Stored data entries
#####

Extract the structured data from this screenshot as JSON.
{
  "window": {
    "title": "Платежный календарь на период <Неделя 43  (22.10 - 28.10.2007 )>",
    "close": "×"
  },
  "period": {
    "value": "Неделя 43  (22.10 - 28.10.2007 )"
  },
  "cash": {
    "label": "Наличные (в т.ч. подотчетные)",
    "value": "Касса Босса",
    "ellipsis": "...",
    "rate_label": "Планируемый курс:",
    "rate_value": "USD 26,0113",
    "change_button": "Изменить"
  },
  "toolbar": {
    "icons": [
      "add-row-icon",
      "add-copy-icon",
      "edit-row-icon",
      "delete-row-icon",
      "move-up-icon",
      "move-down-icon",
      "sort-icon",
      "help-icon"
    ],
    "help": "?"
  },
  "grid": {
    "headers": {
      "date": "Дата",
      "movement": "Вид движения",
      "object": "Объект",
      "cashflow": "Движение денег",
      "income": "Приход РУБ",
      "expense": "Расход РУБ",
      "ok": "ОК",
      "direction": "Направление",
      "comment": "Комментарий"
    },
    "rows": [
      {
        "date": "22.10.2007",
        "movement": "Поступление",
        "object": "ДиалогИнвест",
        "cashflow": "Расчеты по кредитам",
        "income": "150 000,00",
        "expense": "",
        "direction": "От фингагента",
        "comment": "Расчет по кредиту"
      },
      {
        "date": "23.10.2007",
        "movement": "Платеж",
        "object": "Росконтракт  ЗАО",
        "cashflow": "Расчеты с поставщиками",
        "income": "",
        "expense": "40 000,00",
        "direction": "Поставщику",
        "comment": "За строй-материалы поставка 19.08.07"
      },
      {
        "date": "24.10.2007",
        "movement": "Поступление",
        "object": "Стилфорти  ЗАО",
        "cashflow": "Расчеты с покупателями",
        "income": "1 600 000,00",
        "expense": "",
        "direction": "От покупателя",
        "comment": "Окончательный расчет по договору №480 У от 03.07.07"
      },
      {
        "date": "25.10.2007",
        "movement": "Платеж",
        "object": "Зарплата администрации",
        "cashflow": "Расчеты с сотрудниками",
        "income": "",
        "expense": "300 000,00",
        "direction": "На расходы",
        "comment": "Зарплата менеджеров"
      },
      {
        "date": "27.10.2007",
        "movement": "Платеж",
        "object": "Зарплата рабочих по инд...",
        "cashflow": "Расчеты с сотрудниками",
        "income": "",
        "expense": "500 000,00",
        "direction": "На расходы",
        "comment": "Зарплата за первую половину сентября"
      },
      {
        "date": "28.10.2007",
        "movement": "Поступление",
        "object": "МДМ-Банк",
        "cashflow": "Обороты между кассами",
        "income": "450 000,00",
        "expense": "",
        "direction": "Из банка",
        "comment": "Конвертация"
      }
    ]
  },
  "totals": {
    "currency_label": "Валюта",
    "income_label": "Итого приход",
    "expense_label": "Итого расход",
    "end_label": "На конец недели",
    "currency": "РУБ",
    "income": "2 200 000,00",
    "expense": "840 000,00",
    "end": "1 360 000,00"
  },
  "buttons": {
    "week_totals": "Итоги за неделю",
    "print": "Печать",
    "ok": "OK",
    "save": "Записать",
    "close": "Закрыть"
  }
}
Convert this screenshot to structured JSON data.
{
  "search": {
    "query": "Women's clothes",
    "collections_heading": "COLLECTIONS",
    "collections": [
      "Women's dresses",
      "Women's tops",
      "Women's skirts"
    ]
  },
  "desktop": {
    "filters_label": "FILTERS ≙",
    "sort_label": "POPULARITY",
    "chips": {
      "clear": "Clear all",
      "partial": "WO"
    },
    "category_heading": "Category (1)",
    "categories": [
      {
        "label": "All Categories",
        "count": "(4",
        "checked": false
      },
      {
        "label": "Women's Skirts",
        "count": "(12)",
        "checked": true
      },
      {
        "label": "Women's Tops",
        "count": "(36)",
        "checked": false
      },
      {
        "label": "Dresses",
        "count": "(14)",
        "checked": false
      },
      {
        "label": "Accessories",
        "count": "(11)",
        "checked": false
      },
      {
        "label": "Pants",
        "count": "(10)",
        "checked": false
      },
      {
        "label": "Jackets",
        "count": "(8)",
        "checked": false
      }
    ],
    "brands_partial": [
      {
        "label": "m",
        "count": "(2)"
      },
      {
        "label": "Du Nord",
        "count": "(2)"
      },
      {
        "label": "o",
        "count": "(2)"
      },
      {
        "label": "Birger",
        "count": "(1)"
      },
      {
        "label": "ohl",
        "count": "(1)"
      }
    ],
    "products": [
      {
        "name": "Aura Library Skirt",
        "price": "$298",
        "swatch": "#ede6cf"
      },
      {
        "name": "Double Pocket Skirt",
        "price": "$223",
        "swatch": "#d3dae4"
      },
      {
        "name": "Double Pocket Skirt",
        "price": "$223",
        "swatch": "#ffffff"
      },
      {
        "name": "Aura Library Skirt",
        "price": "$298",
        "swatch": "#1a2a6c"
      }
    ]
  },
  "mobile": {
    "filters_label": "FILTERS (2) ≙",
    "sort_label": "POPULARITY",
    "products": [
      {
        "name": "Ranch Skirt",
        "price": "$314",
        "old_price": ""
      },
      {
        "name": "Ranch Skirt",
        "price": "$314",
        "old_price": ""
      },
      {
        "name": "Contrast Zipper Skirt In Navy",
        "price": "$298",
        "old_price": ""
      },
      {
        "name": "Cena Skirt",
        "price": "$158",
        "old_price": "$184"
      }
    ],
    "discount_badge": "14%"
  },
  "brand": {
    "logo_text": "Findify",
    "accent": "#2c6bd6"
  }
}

#####

What the exercise asks: Check each line of the records above for "Расчеты", and copy those that have it.

Solved exercise:
        "cashflow": "Расчеты по кредитам",
        "cashflow": "Расчеты с поставщиками",
        "cashflow": "Расчеты с покупателями",
        "cashflow": "Расчеты с сотрудниками",
        "cashflow": "Расчеты с сотрудниками",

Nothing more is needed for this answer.